Figure content listings
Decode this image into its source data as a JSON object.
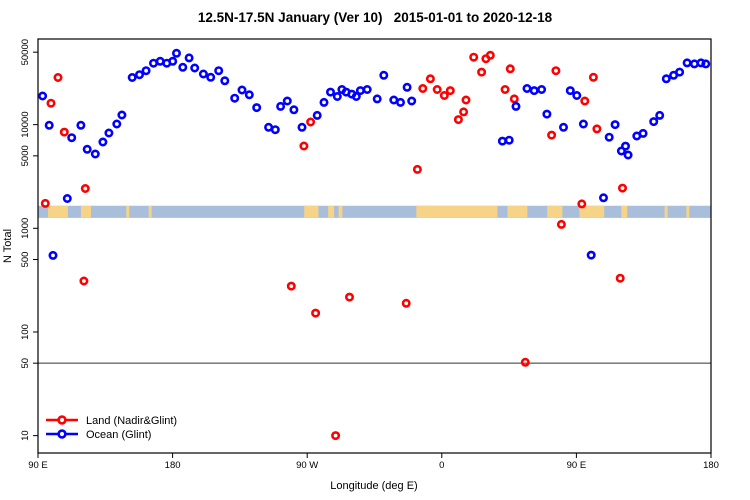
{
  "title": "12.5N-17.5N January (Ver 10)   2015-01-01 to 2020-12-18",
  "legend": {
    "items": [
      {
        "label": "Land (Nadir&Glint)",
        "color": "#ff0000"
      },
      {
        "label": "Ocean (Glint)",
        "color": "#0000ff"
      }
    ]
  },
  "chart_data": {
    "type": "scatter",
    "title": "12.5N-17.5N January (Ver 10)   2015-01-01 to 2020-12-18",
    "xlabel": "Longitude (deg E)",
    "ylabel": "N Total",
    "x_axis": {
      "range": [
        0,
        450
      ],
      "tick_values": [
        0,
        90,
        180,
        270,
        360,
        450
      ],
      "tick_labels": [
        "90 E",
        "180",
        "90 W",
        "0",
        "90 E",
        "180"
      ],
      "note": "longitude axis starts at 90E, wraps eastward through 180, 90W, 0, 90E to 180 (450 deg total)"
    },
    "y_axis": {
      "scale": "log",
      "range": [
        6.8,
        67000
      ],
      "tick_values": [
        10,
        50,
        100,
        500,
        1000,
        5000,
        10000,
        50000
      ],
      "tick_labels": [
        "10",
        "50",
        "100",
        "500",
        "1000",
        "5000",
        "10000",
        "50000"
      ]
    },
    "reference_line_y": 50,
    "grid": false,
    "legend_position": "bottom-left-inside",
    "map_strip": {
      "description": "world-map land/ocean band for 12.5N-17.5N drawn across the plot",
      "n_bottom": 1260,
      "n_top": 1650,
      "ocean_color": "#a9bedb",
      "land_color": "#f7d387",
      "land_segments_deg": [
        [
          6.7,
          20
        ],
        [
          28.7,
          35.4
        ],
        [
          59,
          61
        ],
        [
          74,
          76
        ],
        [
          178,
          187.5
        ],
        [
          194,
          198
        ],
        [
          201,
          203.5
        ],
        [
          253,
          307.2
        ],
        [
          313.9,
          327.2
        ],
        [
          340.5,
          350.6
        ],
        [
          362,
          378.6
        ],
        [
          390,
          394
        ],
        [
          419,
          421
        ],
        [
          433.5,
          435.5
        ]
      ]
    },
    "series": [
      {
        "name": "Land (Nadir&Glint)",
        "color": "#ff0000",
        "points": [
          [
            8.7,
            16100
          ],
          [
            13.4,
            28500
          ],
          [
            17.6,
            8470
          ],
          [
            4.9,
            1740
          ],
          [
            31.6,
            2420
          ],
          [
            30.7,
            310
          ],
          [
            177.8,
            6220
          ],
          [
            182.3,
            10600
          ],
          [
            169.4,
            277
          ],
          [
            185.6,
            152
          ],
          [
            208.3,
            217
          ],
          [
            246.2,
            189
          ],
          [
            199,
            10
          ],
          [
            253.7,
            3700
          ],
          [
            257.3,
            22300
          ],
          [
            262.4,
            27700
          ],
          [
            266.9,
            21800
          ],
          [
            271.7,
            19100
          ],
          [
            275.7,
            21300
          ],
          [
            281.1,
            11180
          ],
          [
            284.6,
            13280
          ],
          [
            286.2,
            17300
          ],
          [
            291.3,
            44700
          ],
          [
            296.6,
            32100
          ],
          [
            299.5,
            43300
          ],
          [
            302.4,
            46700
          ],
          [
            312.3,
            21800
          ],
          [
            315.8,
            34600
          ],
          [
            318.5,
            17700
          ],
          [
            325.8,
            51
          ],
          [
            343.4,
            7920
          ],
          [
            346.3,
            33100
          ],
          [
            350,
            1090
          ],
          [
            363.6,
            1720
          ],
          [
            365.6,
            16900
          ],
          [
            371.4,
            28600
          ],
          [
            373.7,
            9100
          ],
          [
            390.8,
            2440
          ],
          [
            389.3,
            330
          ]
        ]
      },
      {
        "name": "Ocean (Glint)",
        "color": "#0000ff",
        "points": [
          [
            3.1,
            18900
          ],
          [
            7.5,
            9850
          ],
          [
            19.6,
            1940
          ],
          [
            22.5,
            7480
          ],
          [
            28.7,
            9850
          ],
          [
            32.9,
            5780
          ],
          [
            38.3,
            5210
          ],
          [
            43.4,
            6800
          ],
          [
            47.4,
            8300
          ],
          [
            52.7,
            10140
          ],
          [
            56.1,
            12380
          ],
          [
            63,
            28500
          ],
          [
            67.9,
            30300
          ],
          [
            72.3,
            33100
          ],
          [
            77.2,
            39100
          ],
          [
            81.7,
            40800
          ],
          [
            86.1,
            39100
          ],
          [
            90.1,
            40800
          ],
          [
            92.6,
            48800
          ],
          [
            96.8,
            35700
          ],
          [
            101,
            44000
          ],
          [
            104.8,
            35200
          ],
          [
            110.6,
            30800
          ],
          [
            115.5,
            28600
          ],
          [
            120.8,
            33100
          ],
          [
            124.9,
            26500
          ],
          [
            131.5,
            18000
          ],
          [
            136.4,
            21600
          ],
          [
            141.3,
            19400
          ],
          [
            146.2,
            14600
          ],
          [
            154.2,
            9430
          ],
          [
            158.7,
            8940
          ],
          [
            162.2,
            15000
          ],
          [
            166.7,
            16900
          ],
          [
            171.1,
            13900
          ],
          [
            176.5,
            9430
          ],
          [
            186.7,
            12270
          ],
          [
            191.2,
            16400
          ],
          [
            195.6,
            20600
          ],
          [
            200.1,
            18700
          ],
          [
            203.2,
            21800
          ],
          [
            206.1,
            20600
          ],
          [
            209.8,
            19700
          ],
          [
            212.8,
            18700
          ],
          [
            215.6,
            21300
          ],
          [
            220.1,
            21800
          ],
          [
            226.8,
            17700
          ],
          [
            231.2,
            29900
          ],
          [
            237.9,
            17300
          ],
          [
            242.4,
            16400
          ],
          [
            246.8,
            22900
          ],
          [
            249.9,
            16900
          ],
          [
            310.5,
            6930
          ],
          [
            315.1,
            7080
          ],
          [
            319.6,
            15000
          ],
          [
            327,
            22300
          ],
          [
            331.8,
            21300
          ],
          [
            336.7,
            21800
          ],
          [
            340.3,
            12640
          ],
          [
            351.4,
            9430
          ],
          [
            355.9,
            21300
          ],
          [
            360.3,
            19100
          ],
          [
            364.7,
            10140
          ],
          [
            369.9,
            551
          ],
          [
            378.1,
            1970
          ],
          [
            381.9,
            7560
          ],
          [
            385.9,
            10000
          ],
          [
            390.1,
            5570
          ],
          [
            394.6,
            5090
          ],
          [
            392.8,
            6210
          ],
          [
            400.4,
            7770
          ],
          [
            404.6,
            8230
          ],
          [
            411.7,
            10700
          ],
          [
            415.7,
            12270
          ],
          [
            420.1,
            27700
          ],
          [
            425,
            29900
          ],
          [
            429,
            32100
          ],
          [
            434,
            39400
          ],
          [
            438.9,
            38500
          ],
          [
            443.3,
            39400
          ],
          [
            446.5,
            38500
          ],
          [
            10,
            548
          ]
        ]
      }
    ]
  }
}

▶ [PROBLEM DESCRIPTION]:
Set down all the data again exactly as above, pictures excluded.

▶ [ANSWER TO THIS EXERCISE]:
Decode this image into its source data as a JSON object.
{
  "title": "12.5N-17.5N January (Ver 10)   2015-01-01 to 2020-12-18",
  "legend": {
    "items": [
      {
        "label": "Land (Nadir&Glint)",
        "color": "#ff0000"
      },
      {
        "label": "Ocean (Glint)",
        "color": "#0000ff"
      }
    ]
  },
  "chart_data": {
    "type": "scatter",
    "title": "12.5N-17.5N January (Ver 10)   2015-01-01 to 2020-12-18",
    "xlabel": "Longitude (deg E)",
    "ylabel": "N Total",
    "x_axis": {
      "range": [
        0,
        450
      ],
      "tick_values": [
        0,
        90,
        180,
        270,
        360,
        450
      ],
      "tick_labels": [
        "90 E",
        "180",
        "90 W",
        "0",
        "90 E",
        "180"
      ],
      "note": "longitude axis starts at 90E, wraps eastward through 180, 90W, 0, 90E to 180 (450 deg total)"
    },
    "y_axis": {
      "scale": "log",
      "range": [
        6.8,
        67000
      ],
      "tick_values": [
        10,
        50,
        100,
        500,
        1000,
        5000,
        10000,
        50000
      ],
      "tick_labels": [
        "10",
        "50",
        "100",
        "500",
        "1000",
        "5000",
        "10000",
        "50000"
      ]
    },
    "reference_line_y": 50,
    "grid": false,
    "legend_position": "bottom-left-inside",
    "map_strip": {
      "description": "world-map land/ocean band for 12.5N-17.5N drawn across the plot",
      "n_bottom": 1260,
      "n_top": 1650,
      "ocean_color": "#a9bedb",
      "land_color": "#f7d387",
      "land_segments_deg": [
        [
          6.7,
          20
        ],
        [
          28.7,
          35.4
        ],
        [
          59,
          61
        ],
        [
          74,
          76
        ],
        [
          178,
          187.5
        ],
        [
          194,
          198
        ],
        [
          201,
          203.5
        ],
        [
          253,
          307.2
        ],
        [
          313.9,
          327.2
        ],
        [
          340.5,
          350.6
        ],
        [
          362,
          378.6
        ],
        [
          390,
          394
        ],
        [
          419,
          421
        ],
        [
          433.5,
          435.5
        ]
      ]
    },
    "series": [
      {
        "name": "Land (Nadir&Glint)",
        "color": "#ff0000",
        "points": [
          [
            8.7,
            16100
          ],
          [
            13.4,
            28500
          ],
          [
            17.6,
            8470
          ],
          [
            4.9,
            1740
          ],
          [
            31.6,
            2420
          ],
          [
            30.7,
            310
          ],
          [
            177.8,
            6220
          ],
          [
            182.3,
            10600
          ],
          [
            169.4,
            277
          ],
          [
            185.6,
            152
          ],
          [
            208.3,
            217
          ],
          [
            246.2,
            189
          ],
          [
            199,
            10
          ],
          [
            253.7,
            3700
          ],
          [
            257.3,
            22300
          ],
          [
            262.4,
            27700
          ],
          [
            266.9,
            21800
          ],
          [
            271.7,
            19100
          ],
          [
            275.7,
            21300
          ],
          [
            281.1,
            11180
          ],
          [
            284.6,
            13280
          ],
          [
            286.2,
            17300
          ],
          [
            291.3,
            44700
          ],
          [
            296.6,
            32100
          ],
          [
            299.5,
            43300
          ],
          [
            302.4,
            46700
          ],
          [
            312.3,
            21800
          ],
          [
            315.8,
            34600
          ],
          [
            318.5,
            17700
          ],
          [
            325.8,
            51
          ],
          [
            343.4,
            7920
          ],
          [
            346.3,
            33100
          ],
          [
            350,
            1090
          ],
          [
            363.6,
            1720
          ],
          [
            365.6,
            16900
          ],
          [
            371.4,
            28600
          ],
          [
            373.7,
            9100
          ],
          [
            390.8,
            2440
          ],
          [
            389.3,
            330
          ]
        ]
      },
      {
        "name": "Ocean (Glint)",
        "color": "#0000ff",
        "points": [
          [
            3.1,
            18900
          ],
          [
            7.5,
            9850
          ],
          [
            19.6,
            1940
          ],
          [
            22.5,
            7480
          ],
          [
            28.7,
            9850
          ],
          [
            32.9,
            5780
          ],
          [
            38.3,
            5210
          ],
          [
            43.4,
            6800
          ],
          [
            47.4,
            8300
          ],
          [
            52.7,
            10140
          ],
          [
            56.1,
            12380
          ],
          [
            63,
            28500
          ],
          [
            67.9,
            30300
          ],
          [
            72.3,
            33100
          ],
          [
            77.2,
            39100
          ],
          [
            81.7,
            40800
          ],
          [
            86.1,
            39100
          ],
          [
            90.1,
            40800
          ],
          [
            92.6,
            48800
          ],
          [
            96.8,
            35700
          ],
          [
            101,
            44000
          ],
          [
            104.8,
            35200
          ],
          [
            110.6,
            30800
          ],
          [
            115.5,
            28600
          ],
          [
            120.8,
            33100
          ],
          [
            124.9,
            26500
          ],
          [
            131.5,
            18000
          ],
          [
            136.4,
            21600
          ],
          [
            141.3,
            19400
          ],
          [
            146.2,
            14600
          ],
          [
            154.2,
            9430
          ],
          [
            158.7,
            8940
          ],
          [
            162.2,
            15000
          ],
          [
            166.7,
            16900
          ],
          [
            171.1,
            13900
          ],
          [
            176.5,
            9430
          ],
          [
            186.7,
            12270
          ],
          [
            191.2,
            16400
          ],
          [
            195.6,
            20600
          ],
          [
            200.1,
            18700
          ],
          [
            203.2,
            21800
          ],
          [
            206.1,
            20600
          ],
          [
            209.8,
            19700
          ],
          [
            212.8,
            18700
          ],
          [
            215.6,
            21300
          ],
          [
            220.1,
            21800
          ],
          [
            226.8,
            17700
          ],
          [
            231.2,
            29900
          ],
          [
            237.9,
            17300
          ],
          [
            242.4,
            16400
          ],
          [
            246.8,
            22900
          ],
          [
            249.9,
            16900
          ],
          [
            310.5,
            6930
          ],
          [
            315.1,
            7080
          ],
          [
            319.6,
            15000
          ],
          [
            327,
            22300
          ],
          [
            331.8,
            21300
          ],
          [
            336.7,
            21800
          ],
          [
            340.3,
            12640
          ],
          [
            351.4,
            9430
          ],
          [
            355.9,
            21300
          ],
          [
            360.3,
            19100
          ],
          [
            364.7,
            10140
          ],
          [
            369.9,
            551
          ],
          [
            378.1,
            1970
          ],
          [
            381.9,
            7560
          ],
          [
            385.9,
            10000
          ],
          [
            390.1,
            5570
          ],
          [
            394.6,
            5090
          ],
          [
            392.8,
            6210
          ],
          [
            400.4,
            7770
          ],
          [
            404.6,
            8230
          ],
          [
            411.7,
            10700
          ],
          [
            415.7,
            12270
          ],
          [
            420.1,
            27700
          ],
          [
            425,
            29900
          ],
          [
            429,
            32100
          ],
          [
            434,
            39400
          ],
          [
            438.9,
            38500
          ],
          [
            443.3,
            39400
          ],
          [
            446.5,
            38500
          ],
          [
            10,
            548
          ]
        ]
      }
    ]
  }
}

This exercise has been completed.